= What the exercise asks =
Work through the data below line by line and say how many lines hold "this"; give only the number.

= Stored data =
-- Begin --
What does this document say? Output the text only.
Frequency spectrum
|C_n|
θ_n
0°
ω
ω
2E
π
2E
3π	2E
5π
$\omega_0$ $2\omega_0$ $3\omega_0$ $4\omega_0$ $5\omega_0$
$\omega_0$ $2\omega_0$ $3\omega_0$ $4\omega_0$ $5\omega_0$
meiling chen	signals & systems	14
-- End --
-- Begin --
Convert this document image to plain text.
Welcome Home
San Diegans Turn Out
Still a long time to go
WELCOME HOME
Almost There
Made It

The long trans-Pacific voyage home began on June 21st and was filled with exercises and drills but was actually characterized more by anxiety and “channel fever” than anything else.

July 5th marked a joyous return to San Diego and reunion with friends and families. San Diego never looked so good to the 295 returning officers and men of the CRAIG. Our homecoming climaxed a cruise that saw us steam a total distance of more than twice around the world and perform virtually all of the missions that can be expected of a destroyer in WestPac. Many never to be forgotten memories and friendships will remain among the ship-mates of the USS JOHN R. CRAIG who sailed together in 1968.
-- End --
= Worked answer =
2